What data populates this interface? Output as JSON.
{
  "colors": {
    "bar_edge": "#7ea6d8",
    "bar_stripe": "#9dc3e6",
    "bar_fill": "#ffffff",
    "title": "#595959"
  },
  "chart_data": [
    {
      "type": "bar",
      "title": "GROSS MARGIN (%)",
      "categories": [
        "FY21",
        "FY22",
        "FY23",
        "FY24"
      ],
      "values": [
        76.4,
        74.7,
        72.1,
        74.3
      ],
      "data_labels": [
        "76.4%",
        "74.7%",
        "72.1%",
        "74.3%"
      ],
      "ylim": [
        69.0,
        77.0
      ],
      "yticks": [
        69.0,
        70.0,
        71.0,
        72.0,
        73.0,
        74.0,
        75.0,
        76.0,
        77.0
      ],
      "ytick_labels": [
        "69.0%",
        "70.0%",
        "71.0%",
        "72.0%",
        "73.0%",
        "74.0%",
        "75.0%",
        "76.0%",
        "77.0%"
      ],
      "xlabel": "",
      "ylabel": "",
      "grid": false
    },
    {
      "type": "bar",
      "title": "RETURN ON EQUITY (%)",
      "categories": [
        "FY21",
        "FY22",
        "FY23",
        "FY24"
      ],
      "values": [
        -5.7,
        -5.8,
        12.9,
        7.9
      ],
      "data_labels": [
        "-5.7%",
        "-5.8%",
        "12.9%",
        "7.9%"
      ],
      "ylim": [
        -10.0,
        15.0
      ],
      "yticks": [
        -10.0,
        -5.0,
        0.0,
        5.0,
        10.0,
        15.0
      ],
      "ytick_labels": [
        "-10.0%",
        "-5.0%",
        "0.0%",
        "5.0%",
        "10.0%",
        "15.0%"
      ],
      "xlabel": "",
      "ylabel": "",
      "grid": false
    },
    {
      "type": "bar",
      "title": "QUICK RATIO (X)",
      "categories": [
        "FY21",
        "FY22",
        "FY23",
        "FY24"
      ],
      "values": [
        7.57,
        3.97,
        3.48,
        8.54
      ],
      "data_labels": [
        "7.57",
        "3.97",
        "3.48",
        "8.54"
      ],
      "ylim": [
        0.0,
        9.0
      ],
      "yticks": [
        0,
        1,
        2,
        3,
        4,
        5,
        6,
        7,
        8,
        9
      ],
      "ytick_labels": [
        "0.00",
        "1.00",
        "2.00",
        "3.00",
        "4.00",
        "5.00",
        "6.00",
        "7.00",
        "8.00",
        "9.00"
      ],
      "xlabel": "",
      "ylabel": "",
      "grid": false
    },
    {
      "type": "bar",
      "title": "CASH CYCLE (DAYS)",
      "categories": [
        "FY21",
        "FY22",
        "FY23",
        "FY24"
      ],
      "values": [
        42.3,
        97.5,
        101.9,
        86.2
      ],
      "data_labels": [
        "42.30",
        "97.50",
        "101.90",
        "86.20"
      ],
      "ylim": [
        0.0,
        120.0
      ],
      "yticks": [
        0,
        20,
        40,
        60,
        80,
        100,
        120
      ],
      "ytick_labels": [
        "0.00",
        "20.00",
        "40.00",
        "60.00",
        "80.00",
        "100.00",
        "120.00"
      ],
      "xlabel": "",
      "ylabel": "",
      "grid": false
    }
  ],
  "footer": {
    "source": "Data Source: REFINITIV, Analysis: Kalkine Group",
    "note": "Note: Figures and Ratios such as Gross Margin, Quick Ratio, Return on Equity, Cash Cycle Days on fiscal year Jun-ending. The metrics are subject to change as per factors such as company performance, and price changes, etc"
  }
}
▬▬▬▬▬▬▬▬▬▬
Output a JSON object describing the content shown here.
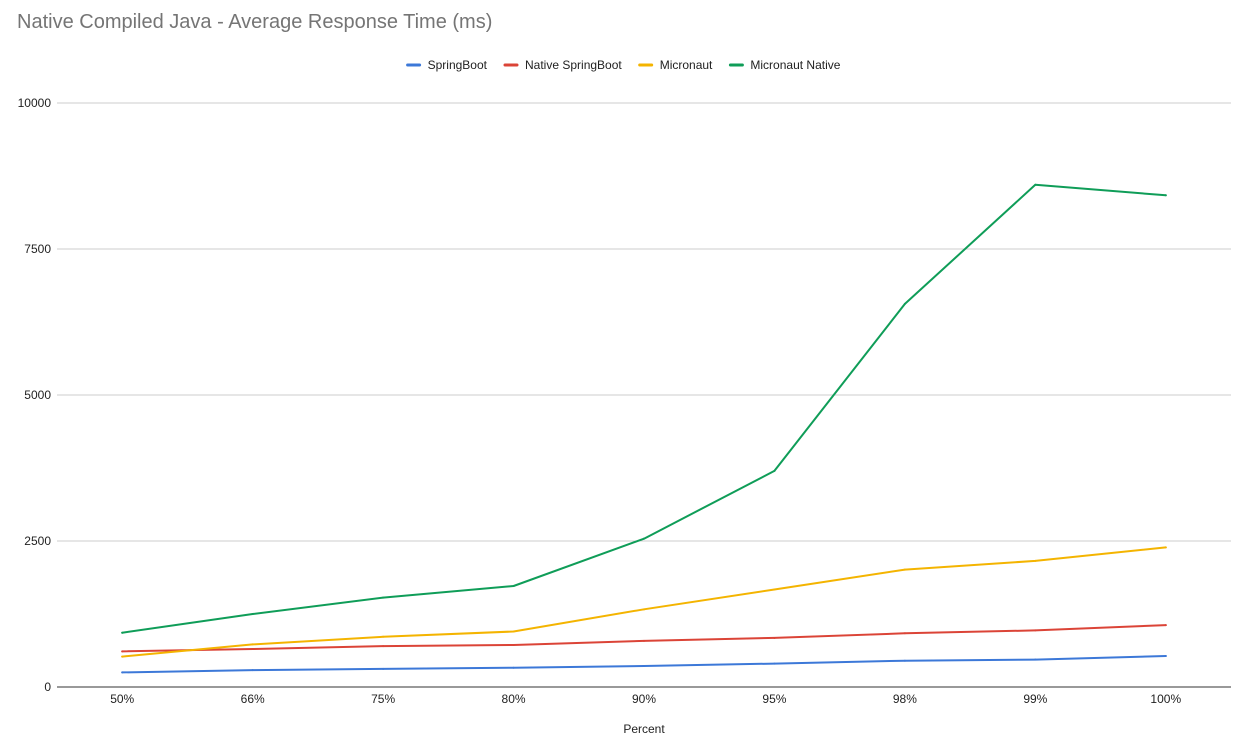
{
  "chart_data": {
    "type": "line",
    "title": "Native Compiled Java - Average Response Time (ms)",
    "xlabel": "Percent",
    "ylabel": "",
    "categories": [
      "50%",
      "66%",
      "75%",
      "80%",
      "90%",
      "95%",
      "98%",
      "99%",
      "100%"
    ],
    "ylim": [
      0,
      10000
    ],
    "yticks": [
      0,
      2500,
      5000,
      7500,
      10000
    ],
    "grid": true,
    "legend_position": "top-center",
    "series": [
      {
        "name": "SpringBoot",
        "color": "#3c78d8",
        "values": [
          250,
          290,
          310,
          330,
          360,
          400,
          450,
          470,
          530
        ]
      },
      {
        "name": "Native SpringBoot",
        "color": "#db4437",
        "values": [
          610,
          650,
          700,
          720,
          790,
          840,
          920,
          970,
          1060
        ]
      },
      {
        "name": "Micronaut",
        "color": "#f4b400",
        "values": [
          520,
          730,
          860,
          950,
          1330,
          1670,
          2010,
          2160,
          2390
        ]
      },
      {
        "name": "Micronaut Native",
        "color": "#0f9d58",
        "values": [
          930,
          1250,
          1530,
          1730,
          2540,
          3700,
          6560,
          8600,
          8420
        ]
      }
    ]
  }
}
▬▬▬▬▬▬▬▬▬▬
WHAT YOU NEED TO DO
Search the lines above for the string "Output" and copy each line that has it.

WRITTEN SOLUTION
What data populates this interface? Output as JSON.
Output a JSON object describing the content shown here.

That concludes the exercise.